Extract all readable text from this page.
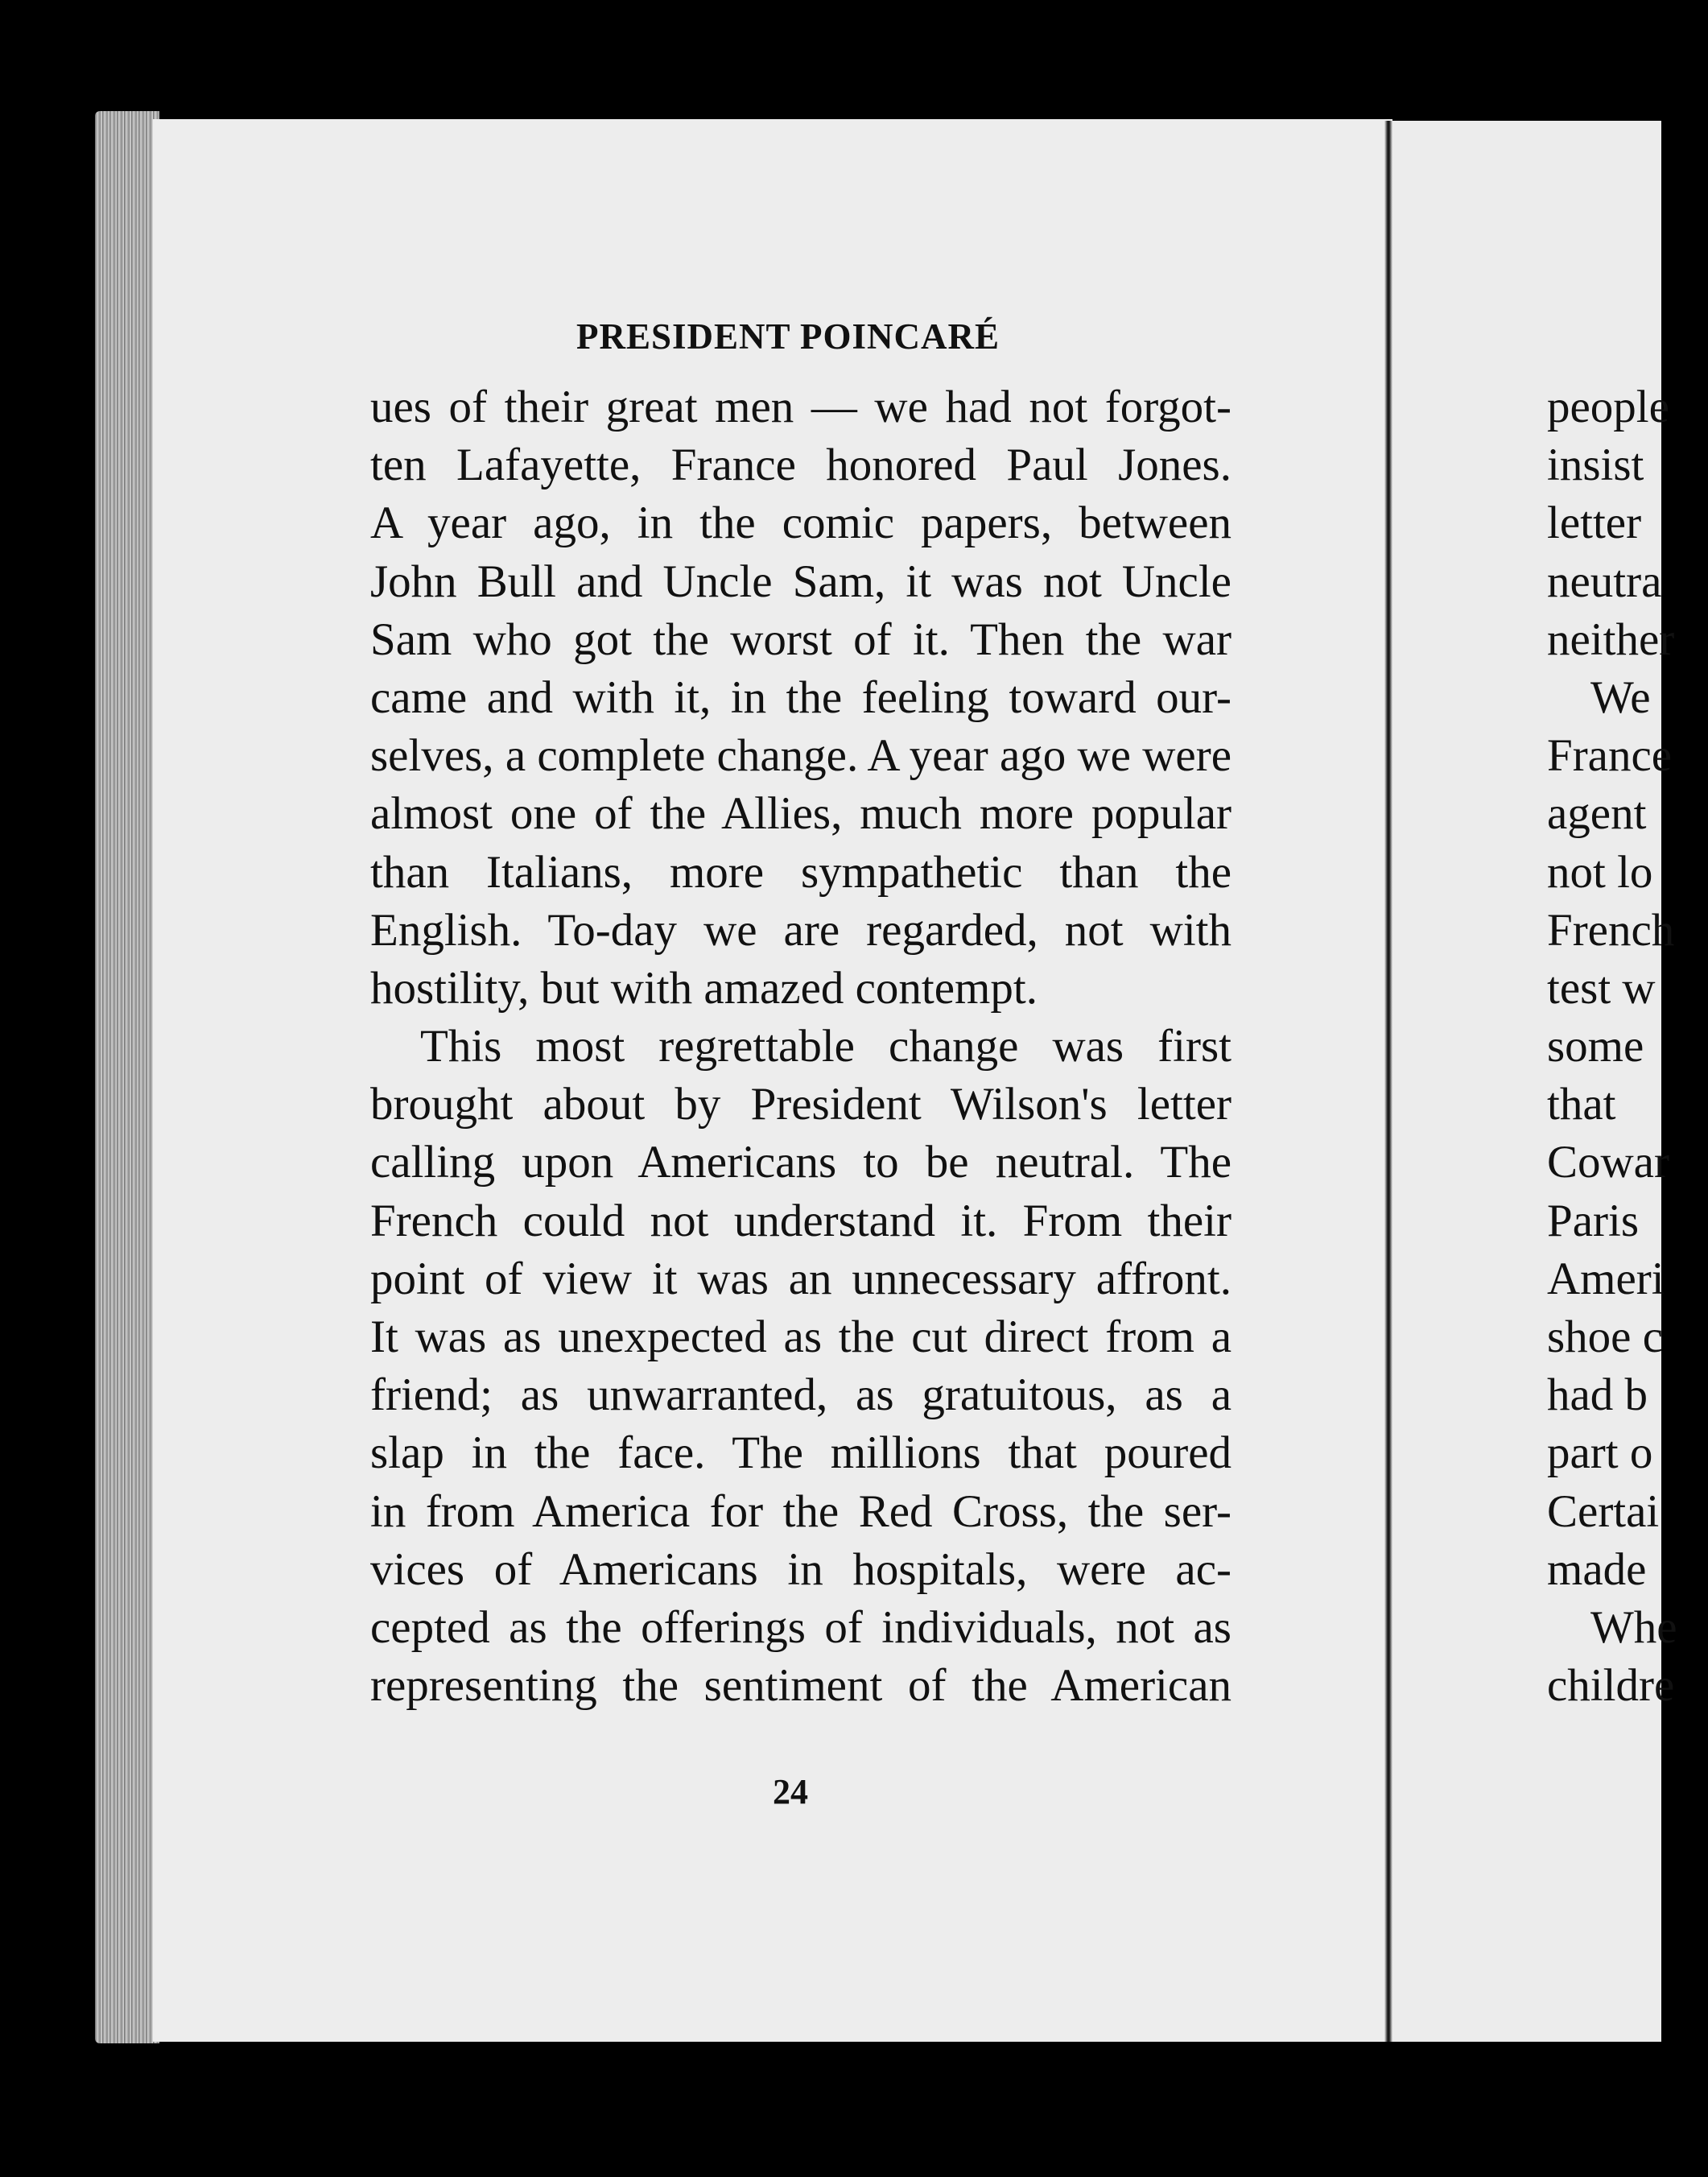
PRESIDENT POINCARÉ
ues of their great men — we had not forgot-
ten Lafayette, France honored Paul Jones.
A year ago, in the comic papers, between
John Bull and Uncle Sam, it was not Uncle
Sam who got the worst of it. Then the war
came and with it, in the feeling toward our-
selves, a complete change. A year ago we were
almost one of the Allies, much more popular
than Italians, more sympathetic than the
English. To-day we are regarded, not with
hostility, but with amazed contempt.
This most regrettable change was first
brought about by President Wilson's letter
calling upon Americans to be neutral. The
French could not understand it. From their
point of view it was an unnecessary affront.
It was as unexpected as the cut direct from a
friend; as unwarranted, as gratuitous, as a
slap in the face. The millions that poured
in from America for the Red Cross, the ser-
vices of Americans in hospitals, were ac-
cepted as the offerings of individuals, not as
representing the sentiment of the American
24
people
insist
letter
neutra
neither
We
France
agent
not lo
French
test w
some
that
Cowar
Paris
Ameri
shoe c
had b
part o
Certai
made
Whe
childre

### [CHALLENGE]
List all lines where "their" occurs.

### [FULL RESPONSE]
ues of their great men — we had not forgot-
French could not understand it. From their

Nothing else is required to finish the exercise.